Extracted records
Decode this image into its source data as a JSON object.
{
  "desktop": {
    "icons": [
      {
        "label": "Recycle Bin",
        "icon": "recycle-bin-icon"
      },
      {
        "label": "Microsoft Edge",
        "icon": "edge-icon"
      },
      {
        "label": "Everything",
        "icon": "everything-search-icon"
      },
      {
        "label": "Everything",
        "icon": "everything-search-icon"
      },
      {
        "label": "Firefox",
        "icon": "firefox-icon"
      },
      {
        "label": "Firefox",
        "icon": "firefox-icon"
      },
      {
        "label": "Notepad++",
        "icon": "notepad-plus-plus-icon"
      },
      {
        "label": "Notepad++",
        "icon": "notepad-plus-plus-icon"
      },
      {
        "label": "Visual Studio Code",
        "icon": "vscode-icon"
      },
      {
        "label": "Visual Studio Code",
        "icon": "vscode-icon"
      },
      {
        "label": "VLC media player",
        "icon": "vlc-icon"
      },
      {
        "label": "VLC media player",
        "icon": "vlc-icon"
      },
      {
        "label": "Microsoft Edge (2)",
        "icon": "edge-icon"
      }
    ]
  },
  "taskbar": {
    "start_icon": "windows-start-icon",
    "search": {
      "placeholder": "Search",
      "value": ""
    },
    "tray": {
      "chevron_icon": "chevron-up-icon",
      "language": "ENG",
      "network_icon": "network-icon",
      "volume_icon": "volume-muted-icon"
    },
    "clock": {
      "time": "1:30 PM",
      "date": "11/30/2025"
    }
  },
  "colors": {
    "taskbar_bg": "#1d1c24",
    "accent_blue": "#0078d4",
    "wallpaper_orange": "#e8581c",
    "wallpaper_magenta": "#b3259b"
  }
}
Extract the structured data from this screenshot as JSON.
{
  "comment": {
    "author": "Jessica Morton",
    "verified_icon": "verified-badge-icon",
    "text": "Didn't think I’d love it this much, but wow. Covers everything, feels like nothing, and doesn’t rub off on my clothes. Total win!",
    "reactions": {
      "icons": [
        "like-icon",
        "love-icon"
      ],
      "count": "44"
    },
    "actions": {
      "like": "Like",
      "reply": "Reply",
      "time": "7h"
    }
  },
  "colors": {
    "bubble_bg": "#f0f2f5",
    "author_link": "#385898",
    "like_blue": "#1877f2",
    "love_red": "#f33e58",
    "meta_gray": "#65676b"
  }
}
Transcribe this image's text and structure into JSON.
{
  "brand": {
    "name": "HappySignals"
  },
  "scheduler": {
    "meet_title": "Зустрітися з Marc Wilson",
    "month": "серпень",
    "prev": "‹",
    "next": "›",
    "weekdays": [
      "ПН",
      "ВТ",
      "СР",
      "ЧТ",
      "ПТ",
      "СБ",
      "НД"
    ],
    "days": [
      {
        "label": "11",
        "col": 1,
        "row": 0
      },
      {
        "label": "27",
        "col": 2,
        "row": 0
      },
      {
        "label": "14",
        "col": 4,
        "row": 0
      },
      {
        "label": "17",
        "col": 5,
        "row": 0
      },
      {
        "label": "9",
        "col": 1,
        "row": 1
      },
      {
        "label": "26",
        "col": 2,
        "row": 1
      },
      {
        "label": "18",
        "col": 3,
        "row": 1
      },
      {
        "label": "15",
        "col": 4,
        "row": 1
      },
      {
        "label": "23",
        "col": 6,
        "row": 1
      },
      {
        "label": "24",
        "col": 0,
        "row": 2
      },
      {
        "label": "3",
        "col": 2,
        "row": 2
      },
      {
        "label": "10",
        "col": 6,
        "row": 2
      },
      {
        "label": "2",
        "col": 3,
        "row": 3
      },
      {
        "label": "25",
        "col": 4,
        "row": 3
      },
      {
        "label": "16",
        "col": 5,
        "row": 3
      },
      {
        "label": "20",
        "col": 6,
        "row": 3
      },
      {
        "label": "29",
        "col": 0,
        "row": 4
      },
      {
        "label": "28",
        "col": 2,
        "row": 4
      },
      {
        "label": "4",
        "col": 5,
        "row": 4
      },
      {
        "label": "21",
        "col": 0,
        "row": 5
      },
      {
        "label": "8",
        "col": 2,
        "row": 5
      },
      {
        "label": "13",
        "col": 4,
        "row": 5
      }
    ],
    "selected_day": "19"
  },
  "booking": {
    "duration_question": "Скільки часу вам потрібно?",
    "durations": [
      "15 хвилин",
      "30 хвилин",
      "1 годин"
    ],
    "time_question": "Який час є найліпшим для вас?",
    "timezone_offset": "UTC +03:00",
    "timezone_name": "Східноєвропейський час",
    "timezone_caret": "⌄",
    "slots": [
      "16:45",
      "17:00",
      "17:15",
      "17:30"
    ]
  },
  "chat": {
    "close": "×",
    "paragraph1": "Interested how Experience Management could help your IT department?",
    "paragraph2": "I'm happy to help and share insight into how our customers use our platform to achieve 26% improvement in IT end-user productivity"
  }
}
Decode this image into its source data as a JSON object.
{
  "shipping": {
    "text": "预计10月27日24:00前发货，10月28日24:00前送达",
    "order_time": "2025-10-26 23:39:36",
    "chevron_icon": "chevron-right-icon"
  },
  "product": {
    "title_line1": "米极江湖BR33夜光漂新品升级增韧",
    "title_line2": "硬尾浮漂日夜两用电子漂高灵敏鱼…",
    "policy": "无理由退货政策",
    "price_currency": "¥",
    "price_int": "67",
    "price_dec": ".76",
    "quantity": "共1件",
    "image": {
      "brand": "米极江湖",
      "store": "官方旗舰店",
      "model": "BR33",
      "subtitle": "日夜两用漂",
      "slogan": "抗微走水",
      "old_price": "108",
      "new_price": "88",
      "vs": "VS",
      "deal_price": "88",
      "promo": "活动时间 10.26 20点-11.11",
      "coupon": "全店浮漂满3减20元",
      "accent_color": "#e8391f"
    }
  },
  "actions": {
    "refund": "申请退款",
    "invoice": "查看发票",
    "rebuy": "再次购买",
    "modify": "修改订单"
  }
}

▶ [Stated exercise]: Search the data for "help". Copy every line that has it.

▶ [Answer]:
    "paragraph1": "Interested how Experience Management could help your IT department?",
    "paragraph2": "I'm happy to help and share insight into how our customers use our platform to achieve 26% improvement in IT end-user productivity"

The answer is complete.